Pull every line containing "Field" out of the material below.

- _Figure content listings_
▼▼▼

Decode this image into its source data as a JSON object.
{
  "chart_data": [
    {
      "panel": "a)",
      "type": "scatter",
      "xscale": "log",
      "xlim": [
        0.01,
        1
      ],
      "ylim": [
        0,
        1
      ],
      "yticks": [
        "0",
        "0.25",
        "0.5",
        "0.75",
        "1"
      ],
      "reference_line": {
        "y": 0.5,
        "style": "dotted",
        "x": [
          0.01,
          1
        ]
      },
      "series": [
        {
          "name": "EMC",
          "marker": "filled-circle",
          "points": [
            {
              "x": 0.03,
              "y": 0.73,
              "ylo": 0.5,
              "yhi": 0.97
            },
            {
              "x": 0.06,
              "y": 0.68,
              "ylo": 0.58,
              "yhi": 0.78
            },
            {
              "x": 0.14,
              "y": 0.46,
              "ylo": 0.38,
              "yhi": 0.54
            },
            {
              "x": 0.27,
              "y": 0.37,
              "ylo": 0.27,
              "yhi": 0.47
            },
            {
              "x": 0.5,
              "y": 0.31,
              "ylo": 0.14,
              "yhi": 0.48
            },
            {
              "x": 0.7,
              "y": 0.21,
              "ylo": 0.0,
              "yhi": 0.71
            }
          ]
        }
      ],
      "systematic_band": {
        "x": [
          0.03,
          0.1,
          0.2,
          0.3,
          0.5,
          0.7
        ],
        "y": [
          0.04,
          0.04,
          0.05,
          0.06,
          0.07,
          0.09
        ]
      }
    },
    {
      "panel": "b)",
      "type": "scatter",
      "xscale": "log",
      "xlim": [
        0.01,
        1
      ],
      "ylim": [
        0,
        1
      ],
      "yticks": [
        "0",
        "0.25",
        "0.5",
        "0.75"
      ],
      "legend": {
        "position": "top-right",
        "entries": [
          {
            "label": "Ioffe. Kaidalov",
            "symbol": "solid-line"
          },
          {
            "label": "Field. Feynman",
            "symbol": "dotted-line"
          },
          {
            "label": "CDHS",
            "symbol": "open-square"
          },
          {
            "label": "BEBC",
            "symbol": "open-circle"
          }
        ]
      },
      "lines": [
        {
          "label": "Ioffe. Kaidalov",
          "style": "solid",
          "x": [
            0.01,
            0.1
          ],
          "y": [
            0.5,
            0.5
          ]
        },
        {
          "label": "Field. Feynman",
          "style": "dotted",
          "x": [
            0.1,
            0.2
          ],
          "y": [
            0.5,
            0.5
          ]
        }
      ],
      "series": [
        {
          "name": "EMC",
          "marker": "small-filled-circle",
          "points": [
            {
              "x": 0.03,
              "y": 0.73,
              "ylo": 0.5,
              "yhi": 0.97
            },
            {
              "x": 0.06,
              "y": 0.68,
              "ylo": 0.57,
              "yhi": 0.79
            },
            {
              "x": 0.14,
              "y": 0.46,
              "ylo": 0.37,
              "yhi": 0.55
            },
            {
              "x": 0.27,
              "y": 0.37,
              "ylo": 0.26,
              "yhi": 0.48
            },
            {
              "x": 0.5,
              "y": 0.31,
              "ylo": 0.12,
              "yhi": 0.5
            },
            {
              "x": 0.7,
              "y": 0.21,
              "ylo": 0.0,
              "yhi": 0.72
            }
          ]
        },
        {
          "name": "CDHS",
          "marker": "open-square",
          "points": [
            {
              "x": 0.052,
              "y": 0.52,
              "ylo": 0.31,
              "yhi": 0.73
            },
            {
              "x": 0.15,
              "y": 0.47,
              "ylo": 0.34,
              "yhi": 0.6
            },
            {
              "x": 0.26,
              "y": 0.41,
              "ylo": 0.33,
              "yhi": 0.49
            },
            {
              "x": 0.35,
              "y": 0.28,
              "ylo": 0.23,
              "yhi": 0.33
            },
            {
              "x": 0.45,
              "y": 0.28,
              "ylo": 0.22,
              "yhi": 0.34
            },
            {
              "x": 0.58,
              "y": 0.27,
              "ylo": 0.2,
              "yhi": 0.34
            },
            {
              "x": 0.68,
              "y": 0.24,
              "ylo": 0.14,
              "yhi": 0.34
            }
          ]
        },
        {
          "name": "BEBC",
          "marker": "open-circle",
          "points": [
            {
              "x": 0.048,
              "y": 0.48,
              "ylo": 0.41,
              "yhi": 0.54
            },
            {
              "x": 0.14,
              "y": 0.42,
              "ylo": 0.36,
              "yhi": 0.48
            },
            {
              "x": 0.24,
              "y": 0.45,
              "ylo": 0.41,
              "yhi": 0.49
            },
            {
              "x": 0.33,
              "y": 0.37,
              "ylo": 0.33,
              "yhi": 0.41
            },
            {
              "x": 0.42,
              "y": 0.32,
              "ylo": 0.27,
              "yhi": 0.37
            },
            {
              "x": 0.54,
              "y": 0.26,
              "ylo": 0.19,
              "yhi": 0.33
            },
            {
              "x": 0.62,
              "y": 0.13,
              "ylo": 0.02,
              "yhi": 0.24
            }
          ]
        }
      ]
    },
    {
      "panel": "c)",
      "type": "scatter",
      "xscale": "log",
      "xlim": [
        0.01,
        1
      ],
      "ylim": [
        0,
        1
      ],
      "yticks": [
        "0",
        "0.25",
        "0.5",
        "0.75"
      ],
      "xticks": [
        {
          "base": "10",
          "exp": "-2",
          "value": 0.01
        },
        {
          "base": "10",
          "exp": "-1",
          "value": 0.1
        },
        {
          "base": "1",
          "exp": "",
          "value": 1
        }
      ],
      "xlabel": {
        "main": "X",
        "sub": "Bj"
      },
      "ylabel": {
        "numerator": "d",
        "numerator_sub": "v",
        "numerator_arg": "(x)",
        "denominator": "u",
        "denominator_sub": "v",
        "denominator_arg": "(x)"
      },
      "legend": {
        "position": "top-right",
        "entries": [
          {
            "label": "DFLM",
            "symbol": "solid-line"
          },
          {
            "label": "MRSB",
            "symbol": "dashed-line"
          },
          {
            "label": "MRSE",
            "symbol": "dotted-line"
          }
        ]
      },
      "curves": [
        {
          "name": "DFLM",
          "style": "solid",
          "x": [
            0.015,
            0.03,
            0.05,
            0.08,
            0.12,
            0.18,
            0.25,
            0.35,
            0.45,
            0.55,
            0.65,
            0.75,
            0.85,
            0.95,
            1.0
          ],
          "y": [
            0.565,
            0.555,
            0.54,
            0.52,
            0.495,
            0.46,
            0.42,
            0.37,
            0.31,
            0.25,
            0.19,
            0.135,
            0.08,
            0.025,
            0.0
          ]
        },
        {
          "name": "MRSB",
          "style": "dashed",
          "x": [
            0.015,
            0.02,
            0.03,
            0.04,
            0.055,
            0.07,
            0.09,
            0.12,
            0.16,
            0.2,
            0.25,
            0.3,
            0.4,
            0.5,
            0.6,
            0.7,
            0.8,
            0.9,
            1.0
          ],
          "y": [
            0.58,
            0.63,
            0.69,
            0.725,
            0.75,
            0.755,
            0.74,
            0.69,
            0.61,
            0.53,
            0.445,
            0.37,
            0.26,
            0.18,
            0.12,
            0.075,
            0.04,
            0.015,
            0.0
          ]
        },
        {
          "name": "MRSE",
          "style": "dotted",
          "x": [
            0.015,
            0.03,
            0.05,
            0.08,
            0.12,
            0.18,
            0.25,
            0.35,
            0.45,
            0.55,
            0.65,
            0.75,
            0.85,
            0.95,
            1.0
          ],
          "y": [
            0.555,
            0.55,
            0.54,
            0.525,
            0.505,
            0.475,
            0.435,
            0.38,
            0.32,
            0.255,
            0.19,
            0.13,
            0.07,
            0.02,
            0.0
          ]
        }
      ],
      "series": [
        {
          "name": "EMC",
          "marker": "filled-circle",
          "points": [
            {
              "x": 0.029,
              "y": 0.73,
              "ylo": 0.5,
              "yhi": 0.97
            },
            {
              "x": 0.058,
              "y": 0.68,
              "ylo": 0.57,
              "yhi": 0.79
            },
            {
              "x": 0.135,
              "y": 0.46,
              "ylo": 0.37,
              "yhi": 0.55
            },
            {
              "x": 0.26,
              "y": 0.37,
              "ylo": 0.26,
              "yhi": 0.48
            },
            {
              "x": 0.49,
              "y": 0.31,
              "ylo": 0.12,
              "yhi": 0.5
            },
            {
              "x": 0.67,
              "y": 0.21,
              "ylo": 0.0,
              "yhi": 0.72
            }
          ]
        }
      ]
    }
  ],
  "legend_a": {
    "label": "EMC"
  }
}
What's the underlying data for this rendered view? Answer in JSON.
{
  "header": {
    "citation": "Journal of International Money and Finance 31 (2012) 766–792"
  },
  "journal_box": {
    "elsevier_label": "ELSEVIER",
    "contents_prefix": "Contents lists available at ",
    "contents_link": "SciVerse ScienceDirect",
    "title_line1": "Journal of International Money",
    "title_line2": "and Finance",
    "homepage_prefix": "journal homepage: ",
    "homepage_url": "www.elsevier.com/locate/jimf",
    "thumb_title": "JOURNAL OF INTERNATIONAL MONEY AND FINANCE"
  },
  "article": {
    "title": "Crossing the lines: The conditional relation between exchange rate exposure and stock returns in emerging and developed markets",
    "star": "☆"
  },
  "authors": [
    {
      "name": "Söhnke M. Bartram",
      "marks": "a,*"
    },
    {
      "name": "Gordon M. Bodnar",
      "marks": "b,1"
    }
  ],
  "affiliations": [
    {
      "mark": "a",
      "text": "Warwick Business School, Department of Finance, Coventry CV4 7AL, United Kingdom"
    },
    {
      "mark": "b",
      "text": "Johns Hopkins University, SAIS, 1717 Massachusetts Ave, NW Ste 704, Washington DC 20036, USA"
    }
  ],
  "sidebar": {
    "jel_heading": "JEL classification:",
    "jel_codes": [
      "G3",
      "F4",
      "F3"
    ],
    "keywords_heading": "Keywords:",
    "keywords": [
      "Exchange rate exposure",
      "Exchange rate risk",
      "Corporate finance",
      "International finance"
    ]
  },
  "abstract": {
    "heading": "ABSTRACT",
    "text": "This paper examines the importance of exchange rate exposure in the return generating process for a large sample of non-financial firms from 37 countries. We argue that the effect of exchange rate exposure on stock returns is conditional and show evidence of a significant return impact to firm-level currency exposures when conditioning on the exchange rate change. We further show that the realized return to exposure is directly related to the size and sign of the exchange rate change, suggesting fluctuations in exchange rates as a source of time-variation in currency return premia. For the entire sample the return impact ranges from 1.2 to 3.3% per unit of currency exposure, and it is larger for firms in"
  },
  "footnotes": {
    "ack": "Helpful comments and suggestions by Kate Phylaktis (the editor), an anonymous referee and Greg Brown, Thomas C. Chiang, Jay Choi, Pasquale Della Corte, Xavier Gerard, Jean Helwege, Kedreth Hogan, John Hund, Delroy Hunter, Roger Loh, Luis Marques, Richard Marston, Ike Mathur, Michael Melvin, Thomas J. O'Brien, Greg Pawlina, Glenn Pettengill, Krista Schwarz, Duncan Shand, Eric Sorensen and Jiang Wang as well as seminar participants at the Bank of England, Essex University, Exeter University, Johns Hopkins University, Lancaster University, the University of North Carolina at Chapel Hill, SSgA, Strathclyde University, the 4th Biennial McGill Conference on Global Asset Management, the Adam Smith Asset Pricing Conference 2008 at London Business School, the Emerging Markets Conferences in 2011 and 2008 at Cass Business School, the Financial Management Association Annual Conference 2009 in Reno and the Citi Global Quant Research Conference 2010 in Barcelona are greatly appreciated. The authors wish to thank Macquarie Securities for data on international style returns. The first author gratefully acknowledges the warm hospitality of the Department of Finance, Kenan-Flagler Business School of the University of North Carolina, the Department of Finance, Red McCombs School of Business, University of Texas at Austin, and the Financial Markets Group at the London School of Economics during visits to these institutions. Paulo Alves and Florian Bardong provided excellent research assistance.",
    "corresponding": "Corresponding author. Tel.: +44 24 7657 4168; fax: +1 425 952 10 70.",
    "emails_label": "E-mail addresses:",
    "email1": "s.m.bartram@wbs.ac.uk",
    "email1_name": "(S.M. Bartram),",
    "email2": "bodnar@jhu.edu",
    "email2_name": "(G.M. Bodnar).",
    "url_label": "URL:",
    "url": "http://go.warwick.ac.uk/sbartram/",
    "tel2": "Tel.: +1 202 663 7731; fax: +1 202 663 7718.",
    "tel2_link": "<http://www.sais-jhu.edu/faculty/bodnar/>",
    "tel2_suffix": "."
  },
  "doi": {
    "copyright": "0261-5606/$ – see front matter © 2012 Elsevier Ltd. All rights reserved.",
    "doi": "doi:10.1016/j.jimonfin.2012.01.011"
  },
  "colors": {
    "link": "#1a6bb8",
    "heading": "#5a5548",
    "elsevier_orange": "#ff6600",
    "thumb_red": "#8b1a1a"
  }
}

▲▲▲

- _TASK OUTPUT_
            "label": "Field. Feynman",
          "label": "Field. Feynman",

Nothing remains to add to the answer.